▶ [WORK TO DO] Copy out each line of the material below that holds the string "Hebel".

(Stored entries)
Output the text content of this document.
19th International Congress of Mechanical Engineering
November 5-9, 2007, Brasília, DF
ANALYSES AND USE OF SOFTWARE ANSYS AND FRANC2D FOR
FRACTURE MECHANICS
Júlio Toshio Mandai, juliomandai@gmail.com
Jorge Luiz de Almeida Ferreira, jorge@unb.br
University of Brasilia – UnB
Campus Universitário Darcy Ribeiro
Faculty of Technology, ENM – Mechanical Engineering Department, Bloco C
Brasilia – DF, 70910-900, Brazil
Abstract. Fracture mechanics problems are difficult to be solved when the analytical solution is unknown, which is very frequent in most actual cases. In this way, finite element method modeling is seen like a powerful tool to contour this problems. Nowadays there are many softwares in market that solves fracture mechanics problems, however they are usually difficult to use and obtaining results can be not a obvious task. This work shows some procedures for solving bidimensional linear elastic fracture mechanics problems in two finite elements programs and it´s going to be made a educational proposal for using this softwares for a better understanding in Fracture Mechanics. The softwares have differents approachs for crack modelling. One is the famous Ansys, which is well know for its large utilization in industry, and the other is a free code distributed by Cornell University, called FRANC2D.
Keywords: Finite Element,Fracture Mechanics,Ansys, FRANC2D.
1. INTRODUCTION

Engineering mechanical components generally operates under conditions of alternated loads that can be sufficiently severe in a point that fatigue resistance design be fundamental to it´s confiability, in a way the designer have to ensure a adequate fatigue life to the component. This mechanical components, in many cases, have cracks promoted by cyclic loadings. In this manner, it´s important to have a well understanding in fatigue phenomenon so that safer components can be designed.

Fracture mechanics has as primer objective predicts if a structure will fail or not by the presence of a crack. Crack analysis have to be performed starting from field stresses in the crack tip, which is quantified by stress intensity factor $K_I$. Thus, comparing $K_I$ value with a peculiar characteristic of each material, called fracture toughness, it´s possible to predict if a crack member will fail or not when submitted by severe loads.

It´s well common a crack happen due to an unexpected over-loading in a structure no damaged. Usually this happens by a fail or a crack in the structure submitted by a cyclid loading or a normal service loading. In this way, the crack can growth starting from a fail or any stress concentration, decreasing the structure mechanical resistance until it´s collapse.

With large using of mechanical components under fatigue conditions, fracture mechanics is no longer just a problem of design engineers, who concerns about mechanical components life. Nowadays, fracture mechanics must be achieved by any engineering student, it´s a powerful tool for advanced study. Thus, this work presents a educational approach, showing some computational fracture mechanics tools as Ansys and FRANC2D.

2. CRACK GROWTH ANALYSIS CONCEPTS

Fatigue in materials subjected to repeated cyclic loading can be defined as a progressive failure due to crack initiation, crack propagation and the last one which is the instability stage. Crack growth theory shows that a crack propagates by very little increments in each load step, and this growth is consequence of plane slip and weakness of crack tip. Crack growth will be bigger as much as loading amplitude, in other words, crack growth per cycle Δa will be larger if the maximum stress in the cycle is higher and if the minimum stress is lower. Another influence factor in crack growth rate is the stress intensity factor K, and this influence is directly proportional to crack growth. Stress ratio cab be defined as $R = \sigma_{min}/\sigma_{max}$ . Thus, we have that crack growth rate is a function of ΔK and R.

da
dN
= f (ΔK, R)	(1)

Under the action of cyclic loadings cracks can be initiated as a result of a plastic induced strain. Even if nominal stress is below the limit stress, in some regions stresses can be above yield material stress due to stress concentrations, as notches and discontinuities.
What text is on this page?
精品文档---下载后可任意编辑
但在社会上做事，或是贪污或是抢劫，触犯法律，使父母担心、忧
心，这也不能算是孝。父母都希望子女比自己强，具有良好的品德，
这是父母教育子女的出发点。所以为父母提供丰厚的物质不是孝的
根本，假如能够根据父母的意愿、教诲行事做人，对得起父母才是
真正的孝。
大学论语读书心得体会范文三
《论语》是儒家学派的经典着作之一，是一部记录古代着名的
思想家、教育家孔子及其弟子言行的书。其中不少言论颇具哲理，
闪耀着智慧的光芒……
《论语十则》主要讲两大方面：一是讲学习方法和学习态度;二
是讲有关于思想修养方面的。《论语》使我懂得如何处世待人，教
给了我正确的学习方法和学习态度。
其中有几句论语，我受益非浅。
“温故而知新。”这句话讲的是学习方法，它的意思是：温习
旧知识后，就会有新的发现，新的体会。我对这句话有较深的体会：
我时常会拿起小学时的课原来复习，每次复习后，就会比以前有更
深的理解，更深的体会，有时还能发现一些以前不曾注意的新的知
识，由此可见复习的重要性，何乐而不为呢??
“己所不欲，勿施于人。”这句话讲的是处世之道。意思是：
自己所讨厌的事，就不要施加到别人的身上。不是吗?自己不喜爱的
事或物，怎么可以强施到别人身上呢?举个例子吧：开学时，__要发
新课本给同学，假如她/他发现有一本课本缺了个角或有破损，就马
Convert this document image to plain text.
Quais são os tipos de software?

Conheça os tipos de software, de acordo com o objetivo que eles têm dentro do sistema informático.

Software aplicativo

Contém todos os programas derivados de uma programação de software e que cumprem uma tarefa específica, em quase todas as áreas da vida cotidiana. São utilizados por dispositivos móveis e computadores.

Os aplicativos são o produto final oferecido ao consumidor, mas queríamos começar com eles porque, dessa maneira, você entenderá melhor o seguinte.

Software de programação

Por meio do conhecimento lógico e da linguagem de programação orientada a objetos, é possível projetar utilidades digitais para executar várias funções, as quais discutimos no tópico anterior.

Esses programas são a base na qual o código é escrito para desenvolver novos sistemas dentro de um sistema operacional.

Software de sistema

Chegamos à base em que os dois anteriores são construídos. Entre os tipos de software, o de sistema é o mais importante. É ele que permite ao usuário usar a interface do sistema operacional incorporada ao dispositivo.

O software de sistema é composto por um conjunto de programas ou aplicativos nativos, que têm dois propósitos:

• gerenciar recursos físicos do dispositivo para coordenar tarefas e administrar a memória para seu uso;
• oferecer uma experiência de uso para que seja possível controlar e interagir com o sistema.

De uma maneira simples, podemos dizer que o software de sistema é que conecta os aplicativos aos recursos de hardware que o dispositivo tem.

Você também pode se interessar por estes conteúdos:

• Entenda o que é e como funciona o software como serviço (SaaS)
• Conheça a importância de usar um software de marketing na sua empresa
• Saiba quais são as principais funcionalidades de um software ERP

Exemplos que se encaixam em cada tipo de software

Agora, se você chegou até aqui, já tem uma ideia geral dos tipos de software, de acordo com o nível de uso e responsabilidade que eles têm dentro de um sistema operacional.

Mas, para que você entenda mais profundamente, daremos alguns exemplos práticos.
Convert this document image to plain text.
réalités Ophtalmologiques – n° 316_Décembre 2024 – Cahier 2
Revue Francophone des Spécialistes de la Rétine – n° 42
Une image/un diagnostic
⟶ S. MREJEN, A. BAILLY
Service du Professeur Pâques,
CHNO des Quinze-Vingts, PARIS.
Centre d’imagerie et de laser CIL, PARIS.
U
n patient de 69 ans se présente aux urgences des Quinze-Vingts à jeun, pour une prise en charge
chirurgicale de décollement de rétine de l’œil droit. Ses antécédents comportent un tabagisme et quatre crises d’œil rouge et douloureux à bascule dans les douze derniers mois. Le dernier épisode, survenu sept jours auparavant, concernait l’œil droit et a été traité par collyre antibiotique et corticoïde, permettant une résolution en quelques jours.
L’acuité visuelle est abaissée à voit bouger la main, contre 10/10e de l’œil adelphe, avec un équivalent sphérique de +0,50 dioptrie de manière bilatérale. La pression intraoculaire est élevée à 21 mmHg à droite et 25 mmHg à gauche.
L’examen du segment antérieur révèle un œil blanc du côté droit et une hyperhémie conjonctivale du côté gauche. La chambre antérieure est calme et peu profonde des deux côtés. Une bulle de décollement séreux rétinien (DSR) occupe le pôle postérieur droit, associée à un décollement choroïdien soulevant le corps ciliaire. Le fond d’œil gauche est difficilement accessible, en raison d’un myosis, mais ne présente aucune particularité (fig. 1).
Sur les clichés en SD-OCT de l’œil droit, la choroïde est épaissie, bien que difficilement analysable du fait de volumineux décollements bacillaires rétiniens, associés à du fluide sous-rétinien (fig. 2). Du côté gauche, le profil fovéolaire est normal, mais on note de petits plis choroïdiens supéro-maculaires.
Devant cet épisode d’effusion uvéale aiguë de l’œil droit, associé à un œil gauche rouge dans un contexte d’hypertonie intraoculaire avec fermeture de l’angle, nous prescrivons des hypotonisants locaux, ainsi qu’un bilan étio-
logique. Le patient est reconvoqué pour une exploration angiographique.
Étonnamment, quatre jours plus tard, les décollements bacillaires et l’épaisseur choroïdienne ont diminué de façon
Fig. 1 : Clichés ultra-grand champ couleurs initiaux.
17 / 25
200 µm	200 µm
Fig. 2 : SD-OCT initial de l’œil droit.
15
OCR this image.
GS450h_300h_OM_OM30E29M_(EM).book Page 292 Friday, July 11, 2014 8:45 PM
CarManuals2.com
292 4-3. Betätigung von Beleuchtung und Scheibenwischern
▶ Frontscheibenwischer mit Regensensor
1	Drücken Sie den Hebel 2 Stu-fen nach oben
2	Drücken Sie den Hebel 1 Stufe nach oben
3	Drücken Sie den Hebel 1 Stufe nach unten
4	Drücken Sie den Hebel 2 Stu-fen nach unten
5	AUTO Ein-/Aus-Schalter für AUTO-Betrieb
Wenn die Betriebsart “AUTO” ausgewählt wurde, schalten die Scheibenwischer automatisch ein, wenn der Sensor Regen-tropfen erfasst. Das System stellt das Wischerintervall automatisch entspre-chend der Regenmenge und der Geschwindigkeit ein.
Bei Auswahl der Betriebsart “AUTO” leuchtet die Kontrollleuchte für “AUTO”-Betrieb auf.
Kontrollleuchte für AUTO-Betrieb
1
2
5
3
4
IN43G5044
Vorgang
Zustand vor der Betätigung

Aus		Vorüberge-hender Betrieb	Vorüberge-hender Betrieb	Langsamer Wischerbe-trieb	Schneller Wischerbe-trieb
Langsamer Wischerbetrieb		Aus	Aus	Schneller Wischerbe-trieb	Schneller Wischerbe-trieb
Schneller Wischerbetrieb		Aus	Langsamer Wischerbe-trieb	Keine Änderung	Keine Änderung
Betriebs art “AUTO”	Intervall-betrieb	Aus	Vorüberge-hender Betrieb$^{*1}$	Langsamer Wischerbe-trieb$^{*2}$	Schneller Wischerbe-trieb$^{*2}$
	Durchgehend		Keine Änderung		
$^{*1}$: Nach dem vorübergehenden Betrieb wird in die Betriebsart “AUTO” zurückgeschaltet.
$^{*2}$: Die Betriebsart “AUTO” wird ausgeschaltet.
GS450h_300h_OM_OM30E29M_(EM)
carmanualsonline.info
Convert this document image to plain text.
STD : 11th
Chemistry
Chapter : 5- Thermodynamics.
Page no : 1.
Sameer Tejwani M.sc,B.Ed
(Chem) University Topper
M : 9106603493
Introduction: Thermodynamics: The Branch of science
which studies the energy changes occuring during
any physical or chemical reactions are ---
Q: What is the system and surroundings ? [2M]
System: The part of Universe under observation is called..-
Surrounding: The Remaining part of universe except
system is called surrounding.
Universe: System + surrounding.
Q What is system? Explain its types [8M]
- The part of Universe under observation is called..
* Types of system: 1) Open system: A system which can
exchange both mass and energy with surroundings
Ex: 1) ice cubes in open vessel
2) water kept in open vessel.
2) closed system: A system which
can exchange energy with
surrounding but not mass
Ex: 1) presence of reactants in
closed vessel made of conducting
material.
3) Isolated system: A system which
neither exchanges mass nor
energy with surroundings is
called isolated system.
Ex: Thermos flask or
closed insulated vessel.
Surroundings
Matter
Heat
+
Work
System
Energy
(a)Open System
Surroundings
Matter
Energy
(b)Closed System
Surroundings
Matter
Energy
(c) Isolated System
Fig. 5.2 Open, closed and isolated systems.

▶ [ANSWER BELOW]
1	Drücken Sie den Hebel 2 Stu-fen nach oben
2	Drücken Sie den Hebel 1 Stufe nach oben
3	Drücken Sie den Hebel 1 Stufe nach unten
4	Drücken Sie den Hebel 2 Stu-fen nach unten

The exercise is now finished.